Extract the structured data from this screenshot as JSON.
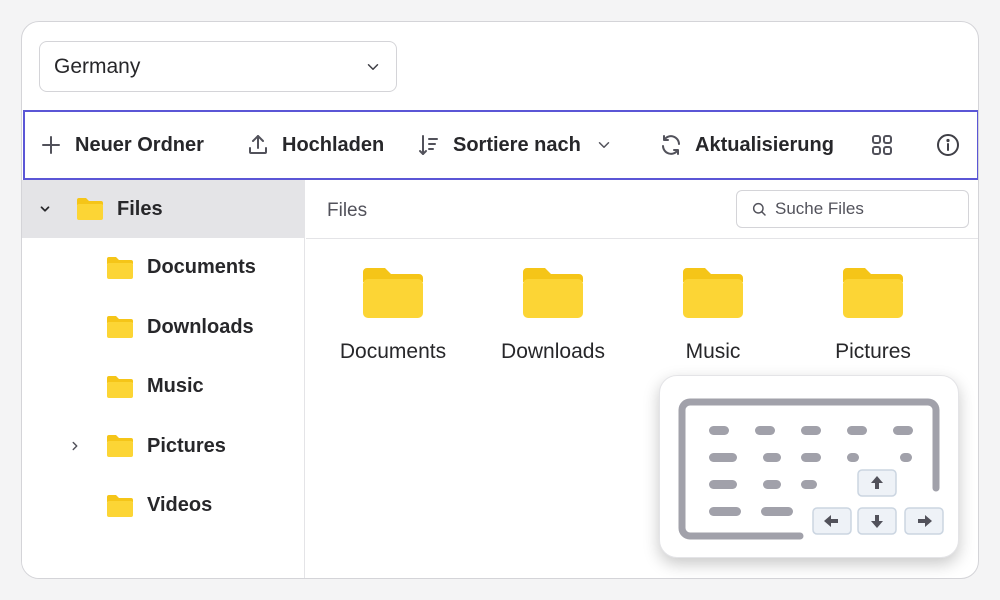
{
  "country_select": {
    "value": "Germany"
  },
  "toolbar": {
    "new_folder": "Neuer Ordner",
    "upload": "Hochladen",
    "sort": "Sortiere nach",
    "refresh": "Aktualisierung"
  },
  "sidebar": {
    "root": "Files",
    "items": [
      {
        "label": "Documents"
      },
      {
        "label": "Downloads"
      },
      {
        "label": "Music"
      },
      {
        "label": "Pictures"
      },
      {
        "label": "Videos"
      }
    ]
  },
  "breadcrumb": "Files",
  "search": {
    "placeholder": "Suche Files"
  },
  "grid": [
    {
      "label": "Documents"
    },
    {
      "label": "Downloads"
    },
    {
      "label": "Music"
    },
    {
      "label": "Pictures"
    }
  ],
  "colors": {
    "accent": "#5b56d6",
    "folder": "#fcd535",
    "folder_tab": "#f5c518",
    "selected_bg": "#e4e4e7"
  },
  "icons": [
    "plus-icon",
    "upload-icon",
    "sort-icon",
    "chevron-down-icon",
    "refresh-icon",
    "grid-view-icon",
    "info-icon",
    "folder-icon",
    "search-icon",
    "keyboard-icon"
  ]
}
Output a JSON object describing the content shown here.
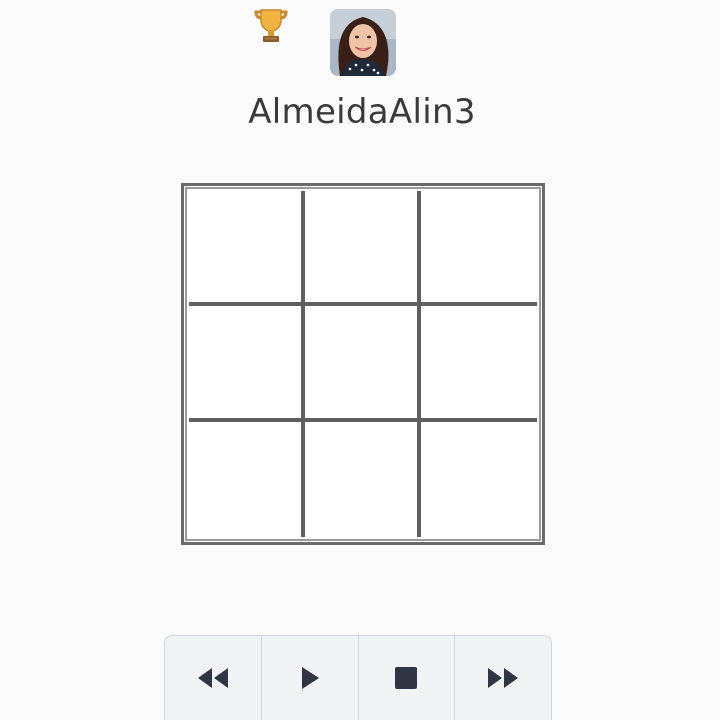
{
  "player": {
    "username": "AlmeidaAlin3",
    "trophy_icon": "trophy-icon",
    "avatar_icon": "avatar"
  },
  "board": {
    "rows": 3,
    "cols": 3,
    "cells": [
      [
        "",
        "",
        ""
      ],
      [
        "",
        "",
        ""
      ],
      [
        "",
        "",
        ""
      ]
    ]
  },
  "controls": [
    {
      "name": "rewind-button",
      "icon": "rewind-icon"
    },
    {
      "name": "play-button",
      "icon": "play-icon"
    },
    {
      "name": "stop-button",
      "icon": "stop-icon"
    },
    {
      "name": "fast-forward-button",
      "icon": "fast-forward-icon"
    }
  ],
  "colors": {
    "board_line": "#5f5f5f",
    "control_icon": "#2f3542",
    "background": "#fbfbfc"
  }
}
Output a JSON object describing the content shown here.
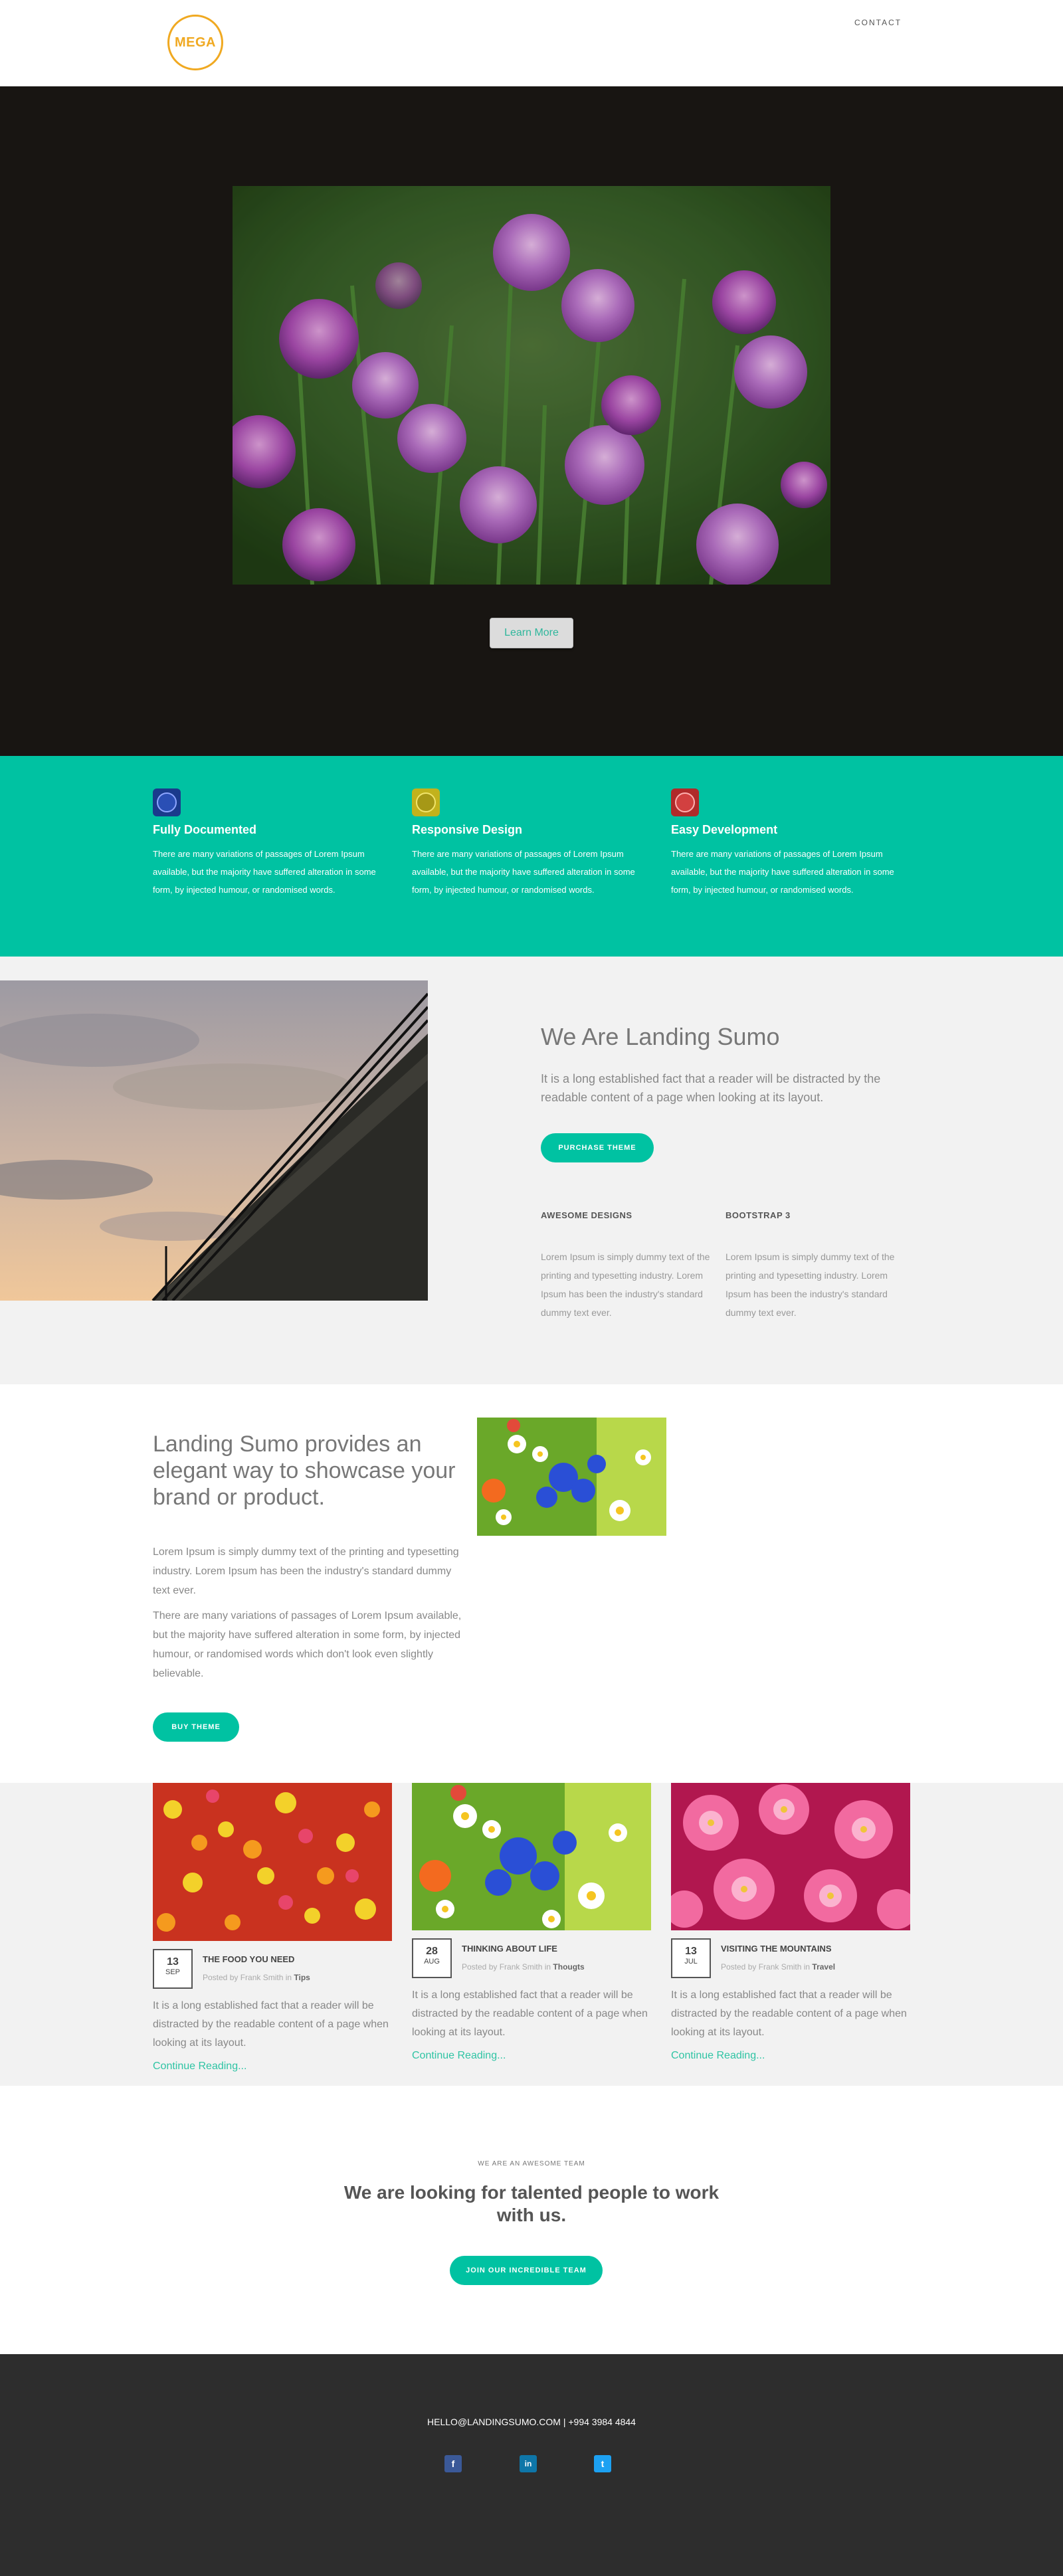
{
  "header": {
    "logo_text": "MEGA",
    "nav_contact": "CONTACT"
  },
  "hero": {
    "image_desc": "purple flowers",
    "button_label": "Learn More"
  },
  "features": [
    {
      "title": "Fully Documented",
      "text": "There are many variations of passages of Lorem Ipsum available, but the majority have suffered alteration in some form, by injected humour, or randomised words.",
      "icon": "documented-icon",
      "icon_color": "#1a3a8c"
    },
    {
      "title": "Responsive Design",
      "text": "There are many variations of passages of Lorem Ipsum available, but the majority have suffered alteration in some form, by injected humour, or randomised words.",
      "icon": "responsive-icon",
      "icon_color": "#c2b21c"
    },
    {
      "title": "Easy Development",
      "text": "There are many variations of passages of Lorem Ipsum available, but the majority have suffered alteration in some form, by injected humour, or randomised words.",
      "icon": "development-icon",
      "icon_color": "#b02a2a"
    }
  ],
  "about": {
    "title": "We Are Landing Sumo",
    "lead": "It is a long established fact that a reader will be distracted by the readable content of a page when looking at its layout.",
    "button_label": "PURCHASE THEME",
    "columns": [
      {
        "title": "AWESOME DESIGNS",
        "text": "Lorem Ipsum is simply dummy text of the printing and typesetting industry. Lorem Ipsum has been the industry's standard dummy text ever."
      },
      {
        "title": "BOOTSTRAP 3",
        "text": "Lorem Ipsum is simply dummy text of the printing and typesetting industry. Lorem Ipsum has been the industry's standard dummy text ever."
      }
    ]
  },
  "showcase": {
    "title": "Landing Sumo provides an elegant way to showcase your brand or product.",
    "paragraph1": "Lorem Ipsum is simply dummy text of the printing and typesetting industry. Lorem Ipsum has been the industry's standard dummy text ever.",
    "paragraph2": "There are many variations of passages of Lorem Ipsum available, but the majority have suffered alteration in some form, by injected humour, or randomised words which don't look even slightly believable.",
    "button_label": "BUY THEME"
  },
  "posts": [
    {
      "day": "13",
      "month": "SEP",
      "title": "THE FOOD YOU NEED",
      "meta_prefix": "Posted by Frank Smith in",
      "category": "Tips",
      "excerpt": "It is a long established fact that a reader will be distracted by the readable content of a page when looking at its layout.",
      "more": "Continue Reading..."
    },
    {
      "day": "28",
      "month": "AUG",
      "title": "THINKING ABOUT LIFE",
      "meta_prefix": "Posted by Frank Smith in",
      "category": "Thougts",
      "excerpt": "It is a long established fact that a reader will be distracted by the readable content of a page when looking at its layout.",
      "more": "Continue Reading..."
    },
    {
      "day": "13",
      "month": "JUL",
      "title": "VISITING THE MOUNTAINS",
      "meta_prefix": "Posted by Frank Smith in",
      "category": "Travel",
      "excerpt": "It is a long established fact that a reader will be distracted by the readable content of a page when looking at its layout.",
      "more": "Continue Reading..."
    }
  ],
  "team": {
    "eyebrow": "WE ARE AN AWESOME TEAM",
    "title": "We are looking for talented people to work with us.",
    "button_label": "JOIN OUR INCREDIBLE TEAM"
  },
  "footer": {
    "contact": "HELLO@LANDINGSUMO.COM | +994 3984 4844",
    "social": [
      {
        "name": "facebook-icon",
        "glyph": "f",
        "color": "#3b5998"
      },
      {
        "name": "linkedin-icon",
        "glyph": "in",
        "color": "#0e76a8"
      },
      {
        "name": "twitter-icon",
        "glyph": "t",
        "color": "#1da1f2"
      }
    ]
  },
  "colors": {
    "accent": "#00c2a2",
    "logo": "#f0a921",
    "hero_bg": "#181512",
    "footer_bg": "#2d2d2d"
  }
}
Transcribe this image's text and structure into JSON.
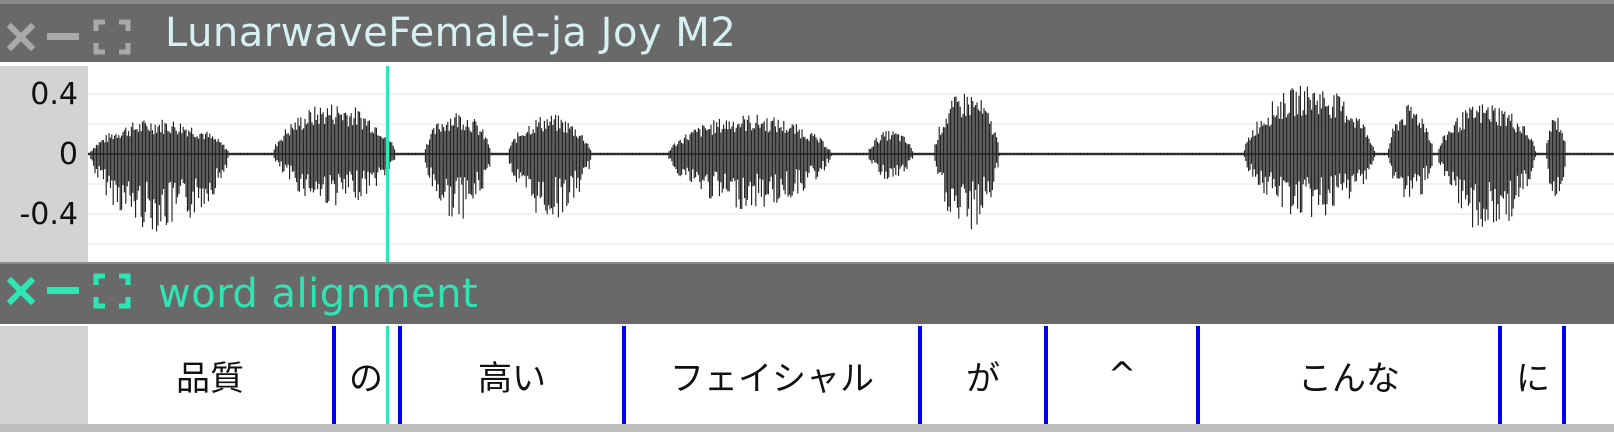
{
  "tracks": {
    "audio": {
      "title": "LunarwaveFemale-ja Joy M2",
      "title_color": "#d7f0f2",
      "icon_color": "#a9a9a9",
      "y_ticks": [
        "0.4",
        "0",
        "-0.4"
      ],
      "y_range": [
        -0.5,
        0.5
      ]
    },
    "alignment": {
      "title": "word alignment",
      "title_color": "#2ee6b4",
      "icon_color": "#2ee6b4",
      "words": [
        "品質",
        "の",
        "高い",
        "フェイシャル",
        "が",
        "^",
        "こんな",
        "に"
      ]
    }
  },
  "colors": {
    "header_bg": "#696969",
    "cursor": "#2ee6b4",
    "boundary": "#0000ee",
    "waveform": "#1a1a1a"
  },
  "icons": {
    "close": "close-icon",
    "minimize": "minimize-icon",
    "maximize": "maximize-icon"
  }
}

Objective → Extract the full listing exactly, with the pictures left out.

Answer for the task →
Extract the structured data from this screenshot as JSON.
{
  "country_select": {
    "value": "Germany"
  },
  "toolbar": {
    "new_folder": "Neuer Ordner",
    "upload": "Hochladen",
    "sort": "Sortiere nach",
    "refresh": "Aktualisierung"
  },
  "sidebar": {
    "root": "Files",
    "items": [
      {
        "label": "Documents"
      },
      {
        "label": "Downloads"
      },
      {
        "label": "Music"
      },
      {
        "label": "Pictures"
      },
      {
        "label": "Videos"
      }
    ]
  },
  "breadcrumb": "Files",
  "search": {
    "placeholder": "Suche Files"
  },
  "grid": [
    {
      "label": "Documents"
    },
    {
      "label": "Downloads"
    },
    {
      "label": "Music"
    },
    {
      "label": "Pictures"
    }
  ],
  "colors": {
    "accent": "#5b56d6",
    "folder": "#fcd535",
    "folder_tab": "#f5c518",
    "selected_bg": "#e4e4e7"
  },
  "icons": [
    "plus-icon",
    "upload-icon",
    "sort-icon",
    "chevron-down-icon",
    "refresh-icon",
    "grid-view-icon",
    "info-icon",
    "folder-icon",
    "search-icon",
    "keyboard-icon"
  ]
}
Output a JSON object describing the content shown here.
{
  "player": {
    "username": "AlmeidaAlin3",
    "trophy_icon": "trophy-icon",
    "avatar_icon": "avatar"
  },
  "board": {
    "rows": 3,
    "cols": 3,
    "cells": [
      [
        "",
        "",
        ""
      ],
      [
        "",
        "",
        ""
      ],
      [
        "",
        "",
        ""
      ]
    ]
  },
  "controls": [
    {
      "name": "rewind-button",
      "icon": "rewind-icon"
    },
    {
      "name": "play-button",
      "icon": "play-icon"
    },
    {
      "name": "stop-button",
      "icon": "stop-icon"
    },
    {
      "name": "fast-forward-button",
      "icon": "fast-forward-icon"
    }
  ],
  "colors": {
    "board_line": "#5f5f5f",
    "control_icon": "#2f3542",
    "background": "#fbfbfc"
  }
}
Output a JSON object describing the content shown here.
{
  "header": {
    "logo_text": "MEGA",
    "nav_contact": "CONTACT"
  },
  "hero": {
    "image_desc": "purple flowers",
    "button_label": "Learn More"
  },
  "features": [
    {
      "title": "Fully Documented",
      "text": "There are many variations of passages of Lorem Ipsum available, but the majority have suffered alteration in some form, by injected humour, or randomised words.",
      "icon": "documented-icon",
      "icon_color": "#1a3a8c"
    },
    {
      "title": "Responsive Design",
      "text": "There are many variations of passages of Lorem Ipsum available, but the majority have suffered alteration in some form, by injected humour, or randomised words.",
      "icon": "responsive-icon",
      "icon_color": "#c2b21c"
    },
    {
      "title": "Easy Development",
      "text": "There are many variations of passages of Lorem Ipsum available, but the majority have suffered alteration in some form, by injected humour, or randomised words.",
      "icon": "development-icon",
      "icon_color": "#b02a2a"
    }
  ],
  "about": {
    "title": "We Are Landing Sumo",
    "lead": "It is a long established fact that a reader will be distracted by the readable content of a page when looking at its layout.",
    "button_label": "PURCHASE THEME",
    "columns": [
      {
        "title": "AWESOME DESIGNS",
        "text": "Lorem Ipsum is simply dummy text of the printing and typesetting industry. Lorem Ipsum has been the industry's standard dummy text ever."
      },
      {
        "title": "BOOTSTRAP 3",
        "text": "Lorem Ipsum is simply dummy text of the printing and typesetting industry. Lorem Ipsum has been the industry's standard dummy text ever."
      }
    ]
  },
  "showcase": {
    "title": "Landing Sumo provides an elegant way to showcase your brand or product.",
    "paragraph1": "Lorem Ipsum is simply dummy text of the printing and typesetting industry. Lorem Ipsum has been the industry's standard dummy text ever.",
    "paragraph2": "There are many variations of passages of Lorem Ipsum available, but the majority have suffered alteration in some form, by injected humour, or randomised words which don't look even slightly believable.",
    "button_label": "BUY THEME"
  },
  "posts": [
    {
      "day": "13",
      "month": "SEP",
      "title": "THE FOOD YOU NEED",
      "meta_prefix": "Posted by Frank Smith in",
      "category": "Tips",
      "excerpt": "It is a long established fact that a reader will be distracted by the readable content of a page when looking at its layout.",
      "more": "Continue Reading..."
    },
    {
      "day": "28",
      "month": "AUG",
      "title": "THINKING ABOUT LIFE",
      "meta_prefix": "Posted by Frank Smith in",
      "category": "Thougts",
      "excerpt": "It is a long established fact that a reader will be distracted by the readable content of a page when looking at its layout.",
      "more": "Continue Reading..."
    },
    {
      "day": "13",
      "month": "JUL",
      "title": "VISITING THE MOUNTAINS",
      "meta_prefix": "Posted by Frank Smith in",
      "category": "Travel",
      "excerpt": "It is a long established fact that a reader will be distracted by the readable content of a page when looking at its layout.",
      "more": "Continue Reading..."
    }
  ],
  "team": {
    "eyebrow": "WE ARE AN AWESOME TEAM",
    "title": "We are looking for talented people to work with us.",
    "button_label": "JOIN OUR INCREDIBLE TEAM"
  },
  "footer": {
    "contact": "HELLO@LANDINGSUMO.COM | +994 3984 4844",
    "social": [
      {
        "name": "facebook-icon",
        "glyph": "f",
        "color": "#3b5998"
      },
      {
        "name": "linkedin-icon",
        "glyph": "in",
        "color": "#0e76a8"
      },
      {
        "name": "twitter-icon",
        "glyph": "t",
        "color": "#1da1f2"
      }
    ]
  },
  "colors": {
    "accent": "#00c2a2",
    "logo": "#f0a921",
    "hero_bg": "#181512",
    "footer_bg": "#2d2d2d"
  }
}
Transcribe this image's text and structure into JSON.
{
  "tracks": {
    "audio": {
      "title": "LunarwaveFemale-ja Joy M2",
      "title_color": "#d7f0f2",
      "icon_color": "#a9a9a9",
      "y_ticks": [
        "0.4",
        "0",
        "-0.4"
      ],
      "y_range": [
        -0.5,
        0.5
      ]
    },
    "alignment": {
      "title": "word alignment",
      "title_color": "#2ee6b4",
      "icon_color": "#2ee6b4",
      "words": [
        "品質",
        "の",
        "高い",
        "フェイシャル",
        "が",
        "^",
        "こんな",
        "に"
      ]
    }
  },
  "colors": {
    "header_bg": "#696969",
    "cursor": "#2ee6b4",
    "boundary": "#0000ee",
    "waveform": "#1a1a1a"
  },
  "icons": {
    "close": "close-icon",
    "minimize": "minimize-icon",
    "maximize": "maximize-icon"
  }
}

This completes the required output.